Wherever a line in the data below holds "panel", copy that line.

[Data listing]
------------------------------------------------------------

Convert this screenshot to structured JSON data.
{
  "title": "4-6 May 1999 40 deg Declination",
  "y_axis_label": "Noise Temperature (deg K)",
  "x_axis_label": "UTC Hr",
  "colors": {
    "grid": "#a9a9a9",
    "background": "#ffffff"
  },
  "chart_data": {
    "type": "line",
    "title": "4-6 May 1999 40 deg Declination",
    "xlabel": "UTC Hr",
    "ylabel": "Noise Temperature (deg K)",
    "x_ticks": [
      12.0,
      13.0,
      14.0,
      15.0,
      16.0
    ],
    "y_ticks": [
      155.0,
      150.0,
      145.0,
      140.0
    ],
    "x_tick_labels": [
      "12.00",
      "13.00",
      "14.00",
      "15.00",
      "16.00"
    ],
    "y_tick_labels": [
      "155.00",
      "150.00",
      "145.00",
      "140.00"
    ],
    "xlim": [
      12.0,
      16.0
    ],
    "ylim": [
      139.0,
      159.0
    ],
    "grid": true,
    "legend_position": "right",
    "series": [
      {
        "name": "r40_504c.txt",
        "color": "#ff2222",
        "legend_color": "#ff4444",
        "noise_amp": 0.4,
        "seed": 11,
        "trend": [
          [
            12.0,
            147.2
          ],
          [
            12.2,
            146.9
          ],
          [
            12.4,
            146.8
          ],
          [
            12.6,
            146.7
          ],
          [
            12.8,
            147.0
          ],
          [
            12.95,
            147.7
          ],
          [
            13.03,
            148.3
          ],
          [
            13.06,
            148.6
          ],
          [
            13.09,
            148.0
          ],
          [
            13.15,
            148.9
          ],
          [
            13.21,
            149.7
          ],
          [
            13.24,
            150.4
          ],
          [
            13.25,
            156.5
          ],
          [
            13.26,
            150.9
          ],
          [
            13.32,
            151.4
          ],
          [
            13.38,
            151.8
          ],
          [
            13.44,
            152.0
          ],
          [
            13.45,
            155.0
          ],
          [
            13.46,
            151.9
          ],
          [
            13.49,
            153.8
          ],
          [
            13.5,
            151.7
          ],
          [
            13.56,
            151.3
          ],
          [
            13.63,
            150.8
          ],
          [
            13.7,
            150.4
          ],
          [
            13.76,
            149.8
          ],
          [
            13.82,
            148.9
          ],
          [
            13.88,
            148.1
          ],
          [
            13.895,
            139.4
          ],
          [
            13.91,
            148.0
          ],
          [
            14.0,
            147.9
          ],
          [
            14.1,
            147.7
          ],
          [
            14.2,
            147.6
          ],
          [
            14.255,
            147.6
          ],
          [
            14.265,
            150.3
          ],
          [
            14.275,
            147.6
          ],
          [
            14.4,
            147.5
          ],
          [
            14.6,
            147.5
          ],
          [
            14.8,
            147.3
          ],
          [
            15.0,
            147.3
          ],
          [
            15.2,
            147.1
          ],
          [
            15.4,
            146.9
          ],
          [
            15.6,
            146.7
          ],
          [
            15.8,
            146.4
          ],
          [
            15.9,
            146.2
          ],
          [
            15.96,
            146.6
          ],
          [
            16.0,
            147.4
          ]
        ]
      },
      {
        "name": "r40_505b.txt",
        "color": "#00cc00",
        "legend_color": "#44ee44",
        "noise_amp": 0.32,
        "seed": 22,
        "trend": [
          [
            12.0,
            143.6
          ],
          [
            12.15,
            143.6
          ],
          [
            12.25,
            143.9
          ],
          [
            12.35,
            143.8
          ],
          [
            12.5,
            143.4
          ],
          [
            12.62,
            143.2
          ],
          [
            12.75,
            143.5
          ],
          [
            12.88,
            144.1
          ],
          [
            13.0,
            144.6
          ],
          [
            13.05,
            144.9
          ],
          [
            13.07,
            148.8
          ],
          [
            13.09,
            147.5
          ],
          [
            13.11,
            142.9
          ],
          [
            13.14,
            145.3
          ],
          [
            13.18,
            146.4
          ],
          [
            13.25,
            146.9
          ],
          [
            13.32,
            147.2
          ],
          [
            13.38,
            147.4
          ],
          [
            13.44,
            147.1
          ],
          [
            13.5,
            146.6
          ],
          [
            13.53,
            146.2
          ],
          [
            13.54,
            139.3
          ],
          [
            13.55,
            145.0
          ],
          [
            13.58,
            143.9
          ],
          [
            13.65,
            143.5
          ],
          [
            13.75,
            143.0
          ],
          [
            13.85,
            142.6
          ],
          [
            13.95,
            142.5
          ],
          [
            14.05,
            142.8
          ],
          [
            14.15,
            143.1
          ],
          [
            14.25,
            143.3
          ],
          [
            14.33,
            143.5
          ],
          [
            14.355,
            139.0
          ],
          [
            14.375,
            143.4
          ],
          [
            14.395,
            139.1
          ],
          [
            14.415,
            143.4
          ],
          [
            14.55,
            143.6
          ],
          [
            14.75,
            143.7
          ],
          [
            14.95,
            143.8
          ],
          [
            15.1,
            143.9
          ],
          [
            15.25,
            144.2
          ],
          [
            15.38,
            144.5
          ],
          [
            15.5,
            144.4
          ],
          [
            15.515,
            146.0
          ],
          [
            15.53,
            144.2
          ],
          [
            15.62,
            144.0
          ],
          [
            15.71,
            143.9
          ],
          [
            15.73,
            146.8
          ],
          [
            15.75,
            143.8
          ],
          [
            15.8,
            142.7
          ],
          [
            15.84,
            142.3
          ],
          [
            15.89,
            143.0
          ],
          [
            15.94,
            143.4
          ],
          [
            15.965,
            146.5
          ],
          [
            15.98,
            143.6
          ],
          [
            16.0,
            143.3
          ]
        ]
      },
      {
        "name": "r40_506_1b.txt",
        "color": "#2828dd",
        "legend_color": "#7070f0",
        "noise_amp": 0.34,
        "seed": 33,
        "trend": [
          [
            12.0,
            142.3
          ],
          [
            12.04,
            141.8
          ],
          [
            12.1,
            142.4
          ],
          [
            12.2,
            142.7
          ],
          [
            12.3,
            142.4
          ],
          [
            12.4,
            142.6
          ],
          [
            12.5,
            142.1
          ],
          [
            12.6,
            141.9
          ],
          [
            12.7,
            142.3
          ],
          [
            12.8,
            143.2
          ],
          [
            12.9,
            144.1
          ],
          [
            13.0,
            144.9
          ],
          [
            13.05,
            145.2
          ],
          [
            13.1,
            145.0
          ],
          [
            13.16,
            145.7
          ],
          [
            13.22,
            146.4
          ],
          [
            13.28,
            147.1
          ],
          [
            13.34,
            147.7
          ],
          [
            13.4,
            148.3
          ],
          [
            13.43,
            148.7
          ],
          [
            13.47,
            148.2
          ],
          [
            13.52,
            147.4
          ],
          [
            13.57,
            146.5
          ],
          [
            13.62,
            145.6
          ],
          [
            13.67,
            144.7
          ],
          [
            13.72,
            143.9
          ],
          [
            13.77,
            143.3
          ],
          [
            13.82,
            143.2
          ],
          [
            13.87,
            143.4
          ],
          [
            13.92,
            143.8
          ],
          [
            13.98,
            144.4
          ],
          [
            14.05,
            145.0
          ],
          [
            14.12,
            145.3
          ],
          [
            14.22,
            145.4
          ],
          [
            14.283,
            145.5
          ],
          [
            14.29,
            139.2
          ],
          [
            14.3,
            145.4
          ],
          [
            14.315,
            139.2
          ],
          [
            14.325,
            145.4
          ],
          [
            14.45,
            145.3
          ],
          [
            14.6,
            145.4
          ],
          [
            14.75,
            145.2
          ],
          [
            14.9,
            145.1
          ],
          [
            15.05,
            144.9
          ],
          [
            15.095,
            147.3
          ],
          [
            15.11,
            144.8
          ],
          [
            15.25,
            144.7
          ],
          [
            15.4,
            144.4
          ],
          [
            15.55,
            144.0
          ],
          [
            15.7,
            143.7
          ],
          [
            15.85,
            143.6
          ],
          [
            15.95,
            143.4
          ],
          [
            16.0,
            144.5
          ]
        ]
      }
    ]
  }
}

------------------------------------------------------------

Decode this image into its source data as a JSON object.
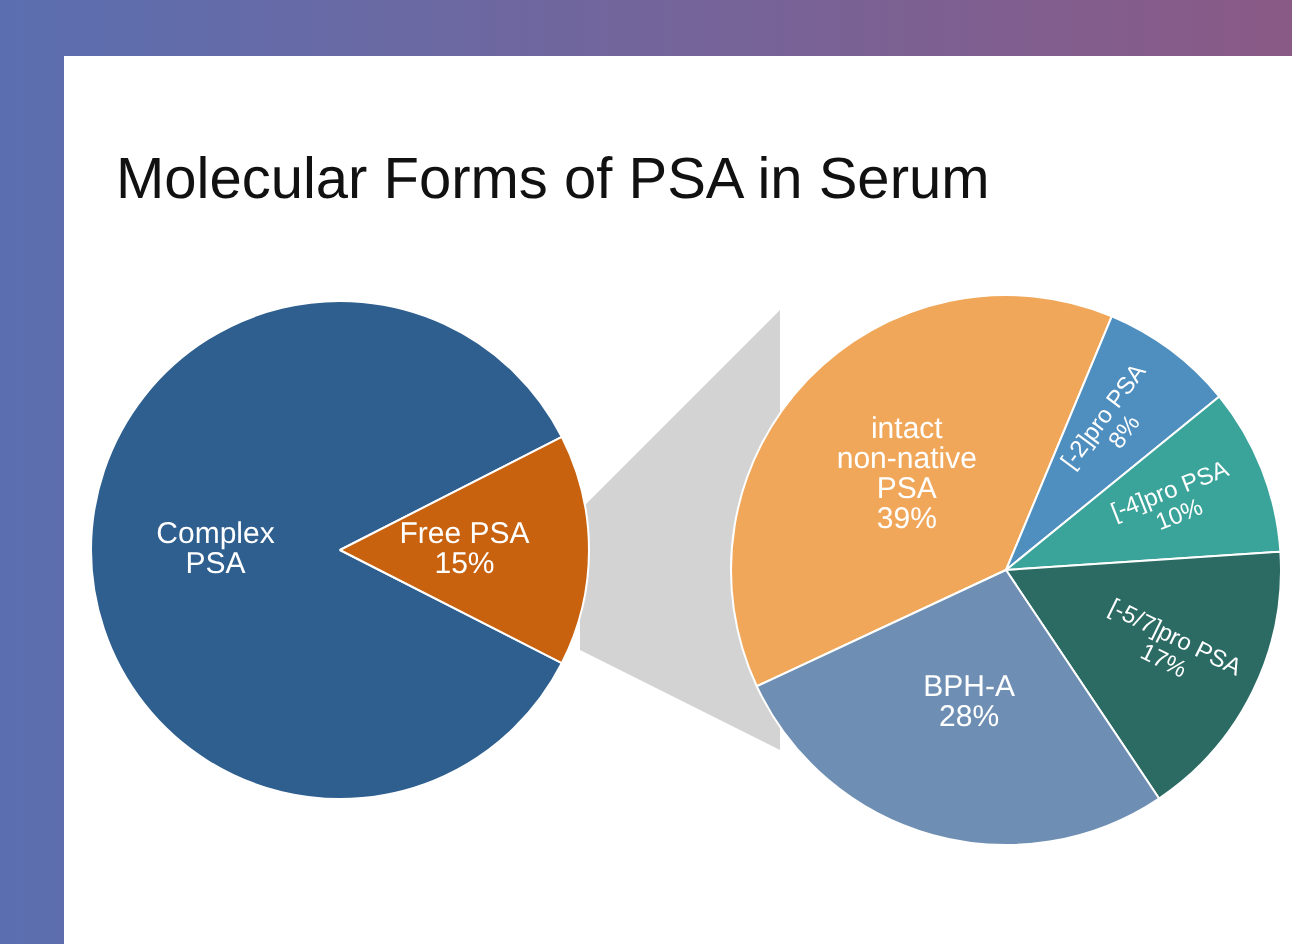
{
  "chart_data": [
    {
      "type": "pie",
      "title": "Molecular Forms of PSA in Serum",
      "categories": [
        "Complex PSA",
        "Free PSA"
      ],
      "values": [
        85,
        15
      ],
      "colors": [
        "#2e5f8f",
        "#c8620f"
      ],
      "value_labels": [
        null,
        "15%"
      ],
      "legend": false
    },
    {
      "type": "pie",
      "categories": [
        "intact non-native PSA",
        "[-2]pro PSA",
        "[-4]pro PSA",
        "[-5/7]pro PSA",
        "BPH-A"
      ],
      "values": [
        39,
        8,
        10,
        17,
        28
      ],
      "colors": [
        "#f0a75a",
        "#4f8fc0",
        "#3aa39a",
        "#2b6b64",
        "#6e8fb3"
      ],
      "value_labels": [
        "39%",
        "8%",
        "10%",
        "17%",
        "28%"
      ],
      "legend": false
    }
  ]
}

------------------------------------------------------------

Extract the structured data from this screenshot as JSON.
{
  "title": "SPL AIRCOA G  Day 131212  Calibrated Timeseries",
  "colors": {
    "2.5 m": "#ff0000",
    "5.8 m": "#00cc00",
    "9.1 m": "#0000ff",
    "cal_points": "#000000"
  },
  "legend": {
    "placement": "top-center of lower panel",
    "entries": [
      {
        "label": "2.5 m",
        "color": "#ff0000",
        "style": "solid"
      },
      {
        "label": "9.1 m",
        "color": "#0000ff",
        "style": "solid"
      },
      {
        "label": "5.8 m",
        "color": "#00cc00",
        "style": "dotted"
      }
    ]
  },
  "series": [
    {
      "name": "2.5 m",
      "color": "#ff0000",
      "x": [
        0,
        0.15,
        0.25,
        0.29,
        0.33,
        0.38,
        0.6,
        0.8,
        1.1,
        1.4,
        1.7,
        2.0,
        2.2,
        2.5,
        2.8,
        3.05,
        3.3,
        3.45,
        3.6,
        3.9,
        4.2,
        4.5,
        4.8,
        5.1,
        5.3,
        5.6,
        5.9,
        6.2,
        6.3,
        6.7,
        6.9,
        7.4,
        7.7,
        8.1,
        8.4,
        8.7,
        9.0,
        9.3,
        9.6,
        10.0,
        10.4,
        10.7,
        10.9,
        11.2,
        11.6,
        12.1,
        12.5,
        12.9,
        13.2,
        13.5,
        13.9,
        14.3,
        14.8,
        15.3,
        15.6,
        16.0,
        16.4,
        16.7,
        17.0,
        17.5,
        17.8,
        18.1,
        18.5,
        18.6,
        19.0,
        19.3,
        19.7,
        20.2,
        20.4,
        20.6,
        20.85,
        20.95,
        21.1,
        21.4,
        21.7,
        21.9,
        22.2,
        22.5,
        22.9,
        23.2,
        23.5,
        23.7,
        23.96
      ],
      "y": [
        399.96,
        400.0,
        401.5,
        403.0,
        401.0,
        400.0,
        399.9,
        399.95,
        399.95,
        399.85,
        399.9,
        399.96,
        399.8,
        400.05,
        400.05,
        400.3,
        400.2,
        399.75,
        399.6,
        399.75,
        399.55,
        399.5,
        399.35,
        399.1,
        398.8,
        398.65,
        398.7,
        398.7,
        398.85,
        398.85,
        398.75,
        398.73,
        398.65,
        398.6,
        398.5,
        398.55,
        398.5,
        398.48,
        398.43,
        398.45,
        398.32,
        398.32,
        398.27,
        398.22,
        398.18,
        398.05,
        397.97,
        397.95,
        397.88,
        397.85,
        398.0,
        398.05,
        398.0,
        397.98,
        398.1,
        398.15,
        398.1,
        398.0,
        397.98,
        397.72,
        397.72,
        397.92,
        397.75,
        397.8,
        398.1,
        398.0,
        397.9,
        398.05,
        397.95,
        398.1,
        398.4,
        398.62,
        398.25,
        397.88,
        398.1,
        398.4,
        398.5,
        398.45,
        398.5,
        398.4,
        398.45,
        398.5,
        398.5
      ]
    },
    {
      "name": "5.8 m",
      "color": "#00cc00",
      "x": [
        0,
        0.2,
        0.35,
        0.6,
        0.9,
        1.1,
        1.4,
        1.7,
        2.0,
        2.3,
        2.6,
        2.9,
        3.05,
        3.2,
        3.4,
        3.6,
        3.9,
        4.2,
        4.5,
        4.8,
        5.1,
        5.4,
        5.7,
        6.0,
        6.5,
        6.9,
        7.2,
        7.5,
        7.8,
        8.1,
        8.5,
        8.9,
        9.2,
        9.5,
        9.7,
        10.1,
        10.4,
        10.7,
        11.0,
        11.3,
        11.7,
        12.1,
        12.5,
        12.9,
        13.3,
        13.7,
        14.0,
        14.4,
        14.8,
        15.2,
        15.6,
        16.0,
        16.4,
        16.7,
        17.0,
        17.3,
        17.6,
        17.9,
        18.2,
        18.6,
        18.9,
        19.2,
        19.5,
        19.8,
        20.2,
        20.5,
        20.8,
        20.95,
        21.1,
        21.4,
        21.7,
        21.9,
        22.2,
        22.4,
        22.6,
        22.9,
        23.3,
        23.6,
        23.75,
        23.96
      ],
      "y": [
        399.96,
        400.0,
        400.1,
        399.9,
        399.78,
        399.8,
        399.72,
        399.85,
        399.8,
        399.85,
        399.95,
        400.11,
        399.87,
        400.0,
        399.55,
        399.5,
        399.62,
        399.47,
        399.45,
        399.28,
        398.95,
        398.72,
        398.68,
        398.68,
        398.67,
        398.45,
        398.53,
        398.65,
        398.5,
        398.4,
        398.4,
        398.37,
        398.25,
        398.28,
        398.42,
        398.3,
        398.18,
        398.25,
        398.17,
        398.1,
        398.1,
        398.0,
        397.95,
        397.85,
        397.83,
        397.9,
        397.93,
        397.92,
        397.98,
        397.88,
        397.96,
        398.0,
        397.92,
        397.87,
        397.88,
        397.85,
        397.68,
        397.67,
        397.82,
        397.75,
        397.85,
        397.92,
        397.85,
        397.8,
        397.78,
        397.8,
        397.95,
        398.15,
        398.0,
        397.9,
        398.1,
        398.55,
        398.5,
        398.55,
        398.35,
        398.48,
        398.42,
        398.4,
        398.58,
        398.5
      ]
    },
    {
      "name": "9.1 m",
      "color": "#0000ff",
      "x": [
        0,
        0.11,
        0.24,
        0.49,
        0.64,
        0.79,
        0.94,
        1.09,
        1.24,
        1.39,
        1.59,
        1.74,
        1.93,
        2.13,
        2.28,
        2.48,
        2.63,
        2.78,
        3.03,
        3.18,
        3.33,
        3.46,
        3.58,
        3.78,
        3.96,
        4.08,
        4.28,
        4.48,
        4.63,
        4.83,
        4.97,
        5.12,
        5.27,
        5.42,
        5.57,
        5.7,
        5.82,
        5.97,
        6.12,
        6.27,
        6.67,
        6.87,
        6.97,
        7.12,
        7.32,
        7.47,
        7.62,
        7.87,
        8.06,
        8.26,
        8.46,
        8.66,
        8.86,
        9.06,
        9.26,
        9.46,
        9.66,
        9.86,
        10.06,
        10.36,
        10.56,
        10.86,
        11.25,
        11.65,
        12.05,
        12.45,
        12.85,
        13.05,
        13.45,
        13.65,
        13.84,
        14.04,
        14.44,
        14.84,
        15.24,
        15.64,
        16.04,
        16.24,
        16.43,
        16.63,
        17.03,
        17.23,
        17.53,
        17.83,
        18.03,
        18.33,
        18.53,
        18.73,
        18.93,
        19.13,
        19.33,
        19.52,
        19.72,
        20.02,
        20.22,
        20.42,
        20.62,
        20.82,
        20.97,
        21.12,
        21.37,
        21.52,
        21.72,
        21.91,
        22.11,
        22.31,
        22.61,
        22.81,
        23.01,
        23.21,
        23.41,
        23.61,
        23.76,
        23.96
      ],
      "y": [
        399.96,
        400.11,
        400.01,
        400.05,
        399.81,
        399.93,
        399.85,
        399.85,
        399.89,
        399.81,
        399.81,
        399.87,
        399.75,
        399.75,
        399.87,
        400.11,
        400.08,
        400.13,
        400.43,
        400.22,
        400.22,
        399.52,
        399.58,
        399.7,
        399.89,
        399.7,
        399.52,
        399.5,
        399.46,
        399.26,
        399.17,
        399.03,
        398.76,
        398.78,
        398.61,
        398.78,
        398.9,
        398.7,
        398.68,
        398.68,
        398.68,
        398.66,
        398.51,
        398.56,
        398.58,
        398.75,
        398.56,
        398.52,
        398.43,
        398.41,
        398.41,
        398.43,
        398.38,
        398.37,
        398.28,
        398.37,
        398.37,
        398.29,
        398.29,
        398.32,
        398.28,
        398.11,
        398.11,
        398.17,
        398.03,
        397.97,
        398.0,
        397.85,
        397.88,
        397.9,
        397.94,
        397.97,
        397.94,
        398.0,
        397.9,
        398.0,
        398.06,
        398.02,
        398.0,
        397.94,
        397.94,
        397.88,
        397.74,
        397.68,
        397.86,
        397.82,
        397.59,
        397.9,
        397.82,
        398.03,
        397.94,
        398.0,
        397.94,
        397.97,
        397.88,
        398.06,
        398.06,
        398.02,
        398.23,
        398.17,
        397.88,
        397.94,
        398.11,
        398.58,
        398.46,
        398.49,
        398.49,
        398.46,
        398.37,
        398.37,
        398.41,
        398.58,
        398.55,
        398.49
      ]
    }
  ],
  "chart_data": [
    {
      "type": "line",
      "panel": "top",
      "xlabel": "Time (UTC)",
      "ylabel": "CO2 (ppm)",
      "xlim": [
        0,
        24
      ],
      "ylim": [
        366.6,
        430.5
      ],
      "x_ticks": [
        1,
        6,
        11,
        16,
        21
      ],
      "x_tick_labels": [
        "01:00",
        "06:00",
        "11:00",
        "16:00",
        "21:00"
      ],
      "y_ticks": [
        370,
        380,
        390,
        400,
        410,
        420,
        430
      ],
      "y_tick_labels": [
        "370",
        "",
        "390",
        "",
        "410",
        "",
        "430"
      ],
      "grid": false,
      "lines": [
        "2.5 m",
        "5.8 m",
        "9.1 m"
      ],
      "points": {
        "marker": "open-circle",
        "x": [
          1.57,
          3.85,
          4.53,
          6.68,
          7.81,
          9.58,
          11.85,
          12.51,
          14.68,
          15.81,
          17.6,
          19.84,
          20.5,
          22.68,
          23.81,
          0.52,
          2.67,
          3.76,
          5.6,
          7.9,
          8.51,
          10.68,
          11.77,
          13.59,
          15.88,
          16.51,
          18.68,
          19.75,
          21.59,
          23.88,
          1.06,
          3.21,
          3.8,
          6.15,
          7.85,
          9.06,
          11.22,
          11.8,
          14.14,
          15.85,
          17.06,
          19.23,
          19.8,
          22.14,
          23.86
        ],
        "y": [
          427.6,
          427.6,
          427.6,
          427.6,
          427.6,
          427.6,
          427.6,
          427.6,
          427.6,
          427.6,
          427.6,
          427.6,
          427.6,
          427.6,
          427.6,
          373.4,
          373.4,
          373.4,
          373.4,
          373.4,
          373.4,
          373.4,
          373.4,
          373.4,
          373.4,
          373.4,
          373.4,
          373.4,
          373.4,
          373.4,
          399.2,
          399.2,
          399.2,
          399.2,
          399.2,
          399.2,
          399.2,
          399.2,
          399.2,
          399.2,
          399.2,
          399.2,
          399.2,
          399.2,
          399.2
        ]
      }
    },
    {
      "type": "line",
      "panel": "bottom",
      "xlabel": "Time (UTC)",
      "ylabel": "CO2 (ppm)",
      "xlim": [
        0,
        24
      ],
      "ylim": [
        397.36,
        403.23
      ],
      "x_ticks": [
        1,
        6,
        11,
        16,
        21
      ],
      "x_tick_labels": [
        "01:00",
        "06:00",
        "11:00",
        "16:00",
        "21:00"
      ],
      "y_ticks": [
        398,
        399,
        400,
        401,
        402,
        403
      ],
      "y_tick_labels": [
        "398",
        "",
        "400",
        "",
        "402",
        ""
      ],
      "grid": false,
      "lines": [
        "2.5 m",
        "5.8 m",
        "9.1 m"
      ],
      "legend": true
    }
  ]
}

------------------------------------------------------------

THE REPLY:
    "placement": "top-center of lower panel",
      "panel": "top",
      "panel": "bottom",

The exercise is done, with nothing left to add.